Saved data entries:
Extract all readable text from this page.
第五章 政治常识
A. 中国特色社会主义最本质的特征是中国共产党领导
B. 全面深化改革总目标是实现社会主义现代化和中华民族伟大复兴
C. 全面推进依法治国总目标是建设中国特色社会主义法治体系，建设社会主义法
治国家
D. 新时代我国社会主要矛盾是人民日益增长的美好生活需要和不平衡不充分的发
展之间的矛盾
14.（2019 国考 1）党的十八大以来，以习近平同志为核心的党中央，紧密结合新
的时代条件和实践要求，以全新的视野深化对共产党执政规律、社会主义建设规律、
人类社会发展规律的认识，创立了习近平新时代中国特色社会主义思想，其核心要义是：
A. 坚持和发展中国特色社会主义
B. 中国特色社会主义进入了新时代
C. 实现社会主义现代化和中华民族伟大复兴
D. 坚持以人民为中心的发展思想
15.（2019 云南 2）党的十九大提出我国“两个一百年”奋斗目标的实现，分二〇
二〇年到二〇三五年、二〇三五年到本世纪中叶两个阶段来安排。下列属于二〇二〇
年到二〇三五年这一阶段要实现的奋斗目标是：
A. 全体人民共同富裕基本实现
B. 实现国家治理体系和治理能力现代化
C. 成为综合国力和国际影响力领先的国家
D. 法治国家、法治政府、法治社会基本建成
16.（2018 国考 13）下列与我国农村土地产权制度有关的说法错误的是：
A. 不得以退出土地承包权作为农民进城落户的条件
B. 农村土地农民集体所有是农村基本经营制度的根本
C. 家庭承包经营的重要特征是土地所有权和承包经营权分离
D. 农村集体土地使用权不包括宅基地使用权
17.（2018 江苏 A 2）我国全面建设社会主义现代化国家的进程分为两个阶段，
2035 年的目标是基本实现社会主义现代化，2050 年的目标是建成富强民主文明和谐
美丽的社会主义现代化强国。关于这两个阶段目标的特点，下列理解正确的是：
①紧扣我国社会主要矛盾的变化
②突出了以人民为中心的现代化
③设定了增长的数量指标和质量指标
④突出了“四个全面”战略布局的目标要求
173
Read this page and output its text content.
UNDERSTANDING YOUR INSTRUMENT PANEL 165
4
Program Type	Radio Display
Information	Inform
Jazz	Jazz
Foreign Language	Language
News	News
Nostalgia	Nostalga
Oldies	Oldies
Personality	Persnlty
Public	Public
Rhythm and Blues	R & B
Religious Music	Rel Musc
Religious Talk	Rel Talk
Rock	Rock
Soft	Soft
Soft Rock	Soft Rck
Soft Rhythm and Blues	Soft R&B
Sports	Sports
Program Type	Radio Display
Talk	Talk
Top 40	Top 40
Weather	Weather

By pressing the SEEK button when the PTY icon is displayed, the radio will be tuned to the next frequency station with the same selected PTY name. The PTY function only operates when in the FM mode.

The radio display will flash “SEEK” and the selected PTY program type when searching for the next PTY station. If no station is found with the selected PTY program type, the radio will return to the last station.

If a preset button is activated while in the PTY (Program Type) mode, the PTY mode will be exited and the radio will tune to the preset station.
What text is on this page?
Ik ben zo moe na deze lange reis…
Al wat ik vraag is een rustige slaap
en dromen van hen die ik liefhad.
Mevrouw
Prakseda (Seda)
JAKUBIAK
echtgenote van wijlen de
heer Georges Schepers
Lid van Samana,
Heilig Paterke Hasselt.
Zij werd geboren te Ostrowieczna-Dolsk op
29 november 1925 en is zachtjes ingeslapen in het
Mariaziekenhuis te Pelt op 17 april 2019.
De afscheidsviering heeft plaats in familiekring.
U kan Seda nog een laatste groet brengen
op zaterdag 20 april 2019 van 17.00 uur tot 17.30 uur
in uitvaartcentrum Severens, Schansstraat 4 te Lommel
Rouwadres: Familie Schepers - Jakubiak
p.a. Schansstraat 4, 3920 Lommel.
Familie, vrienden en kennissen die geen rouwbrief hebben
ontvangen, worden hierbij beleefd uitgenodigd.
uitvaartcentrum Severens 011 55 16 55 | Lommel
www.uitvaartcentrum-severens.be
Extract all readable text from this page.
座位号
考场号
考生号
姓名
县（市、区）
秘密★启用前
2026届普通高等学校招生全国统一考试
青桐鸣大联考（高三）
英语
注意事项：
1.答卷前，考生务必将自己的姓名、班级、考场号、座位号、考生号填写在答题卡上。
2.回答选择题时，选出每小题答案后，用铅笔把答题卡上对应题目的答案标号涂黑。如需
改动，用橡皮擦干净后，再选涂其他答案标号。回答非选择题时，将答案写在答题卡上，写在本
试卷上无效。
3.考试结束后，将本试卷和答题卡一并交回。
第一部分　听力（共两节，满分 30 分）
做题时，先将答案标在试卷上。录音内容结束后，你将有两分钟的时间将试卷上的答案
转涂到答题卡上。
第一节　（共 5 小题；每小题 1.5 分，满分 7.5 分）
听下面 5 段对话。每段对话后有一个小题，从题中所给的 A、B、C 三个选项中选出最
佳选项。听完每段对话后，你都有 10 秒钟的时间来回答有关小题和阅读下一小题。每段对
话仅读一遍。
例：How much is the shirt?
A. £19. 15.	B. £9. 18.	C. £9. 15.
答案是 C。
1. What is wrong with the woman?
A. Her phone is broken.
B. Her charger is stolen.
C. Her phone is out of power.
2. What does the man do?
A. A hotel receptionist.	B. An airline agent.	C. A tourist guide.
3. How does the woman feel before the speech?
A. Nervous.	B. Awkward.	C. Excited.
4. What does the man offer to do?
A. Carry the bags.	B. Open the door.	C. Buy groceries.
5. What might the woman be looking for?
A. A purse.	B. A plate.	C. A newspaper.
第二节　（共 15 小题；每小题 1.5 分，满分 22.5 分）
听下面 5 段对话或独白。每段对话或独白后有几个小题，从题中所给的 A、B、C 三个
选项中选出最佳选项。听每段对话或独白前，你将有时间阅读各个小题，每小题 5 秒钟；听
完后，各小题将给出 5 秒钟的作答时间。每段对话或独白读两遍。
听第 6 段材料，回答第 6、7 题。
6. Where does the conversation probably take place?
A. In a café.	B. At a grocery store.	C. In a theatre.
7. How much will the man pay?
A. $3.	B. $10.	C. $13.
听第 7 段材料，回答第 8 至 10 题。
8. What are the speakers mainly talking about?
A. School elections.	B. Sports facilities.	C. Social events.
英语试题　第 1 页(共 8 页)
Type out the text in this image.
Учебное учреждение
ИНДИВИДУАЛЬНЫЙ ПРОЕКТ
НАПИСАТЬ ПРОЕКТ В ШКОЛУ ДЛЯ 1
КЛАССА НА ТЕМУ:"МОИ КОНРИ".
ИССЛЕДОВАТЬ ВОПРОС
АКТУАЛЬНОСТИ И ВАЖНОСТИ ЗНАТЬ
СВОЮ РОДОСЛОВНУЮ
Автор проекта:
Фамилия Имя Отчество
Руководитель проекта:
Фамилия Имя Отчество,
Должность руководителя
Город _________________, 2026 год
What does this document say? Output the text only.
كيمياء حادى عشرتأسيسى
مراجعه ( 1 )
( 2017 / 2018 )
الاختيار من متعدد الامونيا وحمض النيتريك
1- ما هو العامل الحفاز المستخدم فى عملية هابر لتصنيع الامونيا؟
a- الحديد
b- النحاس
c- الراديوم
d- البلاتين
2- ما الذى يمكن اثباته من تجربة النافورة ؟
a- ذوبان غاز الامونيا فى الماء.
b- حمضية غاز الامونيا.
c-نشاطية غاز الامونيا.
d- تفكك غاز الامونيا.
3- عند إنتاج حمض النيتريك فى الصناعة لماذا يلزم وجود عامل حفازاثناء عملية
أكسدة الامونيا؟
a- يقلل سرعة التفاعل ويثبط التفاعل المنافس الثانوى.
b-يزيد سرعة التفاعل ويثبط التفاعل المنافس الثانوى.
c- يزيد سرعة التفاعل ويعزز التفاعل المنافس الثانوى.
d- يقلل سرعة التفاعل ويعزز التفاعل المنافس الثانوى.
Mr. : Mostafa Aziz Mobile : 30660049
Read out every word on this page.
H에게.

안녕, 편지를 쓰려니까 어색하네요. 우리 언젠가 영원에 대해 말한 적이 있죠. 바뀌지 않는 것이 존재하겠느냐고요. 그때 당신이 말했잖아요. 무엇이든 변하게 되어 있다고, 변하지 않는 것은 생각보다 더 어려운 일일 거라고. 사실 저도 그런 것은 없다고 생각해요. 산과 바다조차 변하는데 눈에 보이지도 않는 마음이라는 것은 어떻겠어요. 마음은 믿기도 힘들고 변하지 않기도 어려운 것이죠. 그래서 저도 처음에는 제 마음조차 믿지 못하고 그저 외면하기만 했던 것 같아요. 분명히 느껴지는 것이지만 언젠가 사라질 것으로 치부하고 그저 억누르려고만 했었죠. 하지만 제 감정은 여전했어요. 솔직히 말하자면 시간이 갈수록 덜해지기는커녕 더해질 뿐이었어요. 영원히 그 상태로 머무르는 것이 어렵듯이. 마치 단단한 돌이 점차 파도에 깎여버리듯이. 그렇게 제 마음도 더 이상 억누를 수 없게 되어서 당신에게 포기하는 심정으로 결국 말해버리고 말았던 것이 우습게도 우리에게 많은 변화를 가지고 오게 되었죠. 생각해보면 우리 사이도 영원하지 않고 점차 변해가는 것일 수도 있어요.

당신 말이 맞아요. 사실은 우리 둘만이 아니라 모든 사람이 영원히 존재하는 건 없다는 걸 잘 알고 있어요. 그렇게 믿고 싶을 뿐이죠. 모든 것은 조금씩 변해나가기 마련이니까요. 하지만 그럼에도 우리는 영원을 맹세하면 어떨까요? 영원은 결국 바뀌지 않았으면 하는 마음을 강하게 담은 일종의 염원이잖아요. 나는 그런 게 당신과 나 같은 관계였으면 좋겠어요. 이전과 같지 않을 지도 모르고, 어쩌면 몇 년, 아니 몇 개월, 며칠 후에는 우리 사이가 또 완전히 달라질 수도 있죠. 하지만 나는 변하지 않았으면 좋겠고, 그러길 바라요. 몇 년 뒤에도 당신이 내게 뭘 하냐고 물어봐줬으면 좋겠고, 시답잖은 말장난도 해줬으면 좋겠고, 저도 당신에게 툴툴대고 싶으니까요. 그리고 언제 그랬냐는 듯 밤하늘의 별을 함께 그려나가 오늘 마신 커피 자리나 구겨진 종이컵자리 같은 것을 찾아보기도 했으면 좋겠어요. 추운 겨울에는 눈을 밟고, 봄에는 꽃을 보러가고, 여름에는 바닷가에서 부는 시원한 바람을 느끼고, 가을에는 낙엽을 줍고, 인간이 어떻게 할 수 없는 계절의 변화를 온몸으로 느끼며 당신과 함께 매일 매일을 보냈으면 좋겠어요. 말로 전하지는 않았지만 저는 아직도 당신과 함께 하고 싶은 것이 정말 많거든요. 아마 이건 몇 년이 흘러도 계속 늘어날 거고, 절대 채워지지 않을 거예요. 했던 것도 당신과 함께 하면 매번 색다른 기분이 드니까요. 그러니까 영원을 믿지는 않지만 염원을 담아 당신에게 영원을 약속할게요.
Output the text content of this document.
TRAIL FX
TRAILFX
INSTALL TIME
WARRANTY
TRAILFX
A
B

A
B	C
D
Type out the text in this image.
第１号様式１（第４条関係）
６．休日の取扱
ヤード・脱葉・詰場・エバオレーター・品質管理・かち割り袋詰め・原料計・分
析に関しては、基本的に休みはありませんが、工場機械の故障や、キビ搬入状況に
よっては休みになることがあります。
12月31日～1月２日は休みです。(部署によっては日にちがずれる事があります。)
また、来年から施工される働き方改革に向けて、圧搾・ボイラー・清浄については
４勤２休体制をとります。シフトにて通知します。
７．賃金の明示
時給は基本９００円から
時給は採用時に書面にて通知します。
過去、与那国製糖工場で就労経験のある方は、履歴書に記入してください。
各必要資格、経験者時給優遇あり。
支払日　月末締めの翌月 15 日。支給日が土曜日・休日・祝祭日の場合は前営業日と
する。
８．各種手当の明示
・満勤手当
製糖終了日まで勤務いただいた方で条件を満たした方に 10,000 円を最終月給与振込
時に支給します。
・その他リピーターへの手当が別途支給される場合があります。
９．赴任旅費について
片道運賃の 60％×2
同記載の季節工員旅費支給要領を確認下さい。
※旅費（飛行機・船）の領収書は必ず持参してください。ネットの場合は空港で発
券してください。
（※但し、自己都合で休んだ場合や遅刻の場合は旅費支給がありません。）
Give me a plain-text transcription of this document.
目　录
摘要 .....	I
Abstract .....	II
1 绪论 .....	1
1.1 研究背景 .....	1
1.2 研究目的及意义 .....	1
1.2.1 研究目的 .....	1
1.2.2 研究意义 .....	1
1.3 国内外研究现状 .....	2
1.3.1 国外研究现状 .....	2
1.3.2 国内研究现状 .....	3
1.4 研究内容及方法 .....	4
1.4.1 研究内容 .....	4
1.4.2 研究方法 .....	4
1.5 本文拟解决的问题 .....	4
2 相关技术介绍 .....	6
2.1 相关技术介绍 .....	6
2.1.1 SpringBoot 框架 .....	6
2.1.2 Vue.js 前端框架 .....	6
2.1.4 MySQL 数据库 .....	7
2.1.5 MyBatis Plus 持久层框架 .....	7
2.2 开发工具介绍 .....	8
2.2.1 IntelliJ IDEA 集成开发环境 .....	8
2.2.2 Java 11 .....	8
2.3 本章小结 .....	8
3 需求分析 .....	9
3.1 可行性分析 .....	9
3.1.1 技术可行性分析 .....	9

**Instructions to follow**: Copy each line from the data above that includes "Rhythm".

**Worked answer**:
Rhythm and Blues	R & B
Soft Rhythm and Blues	Soft R&B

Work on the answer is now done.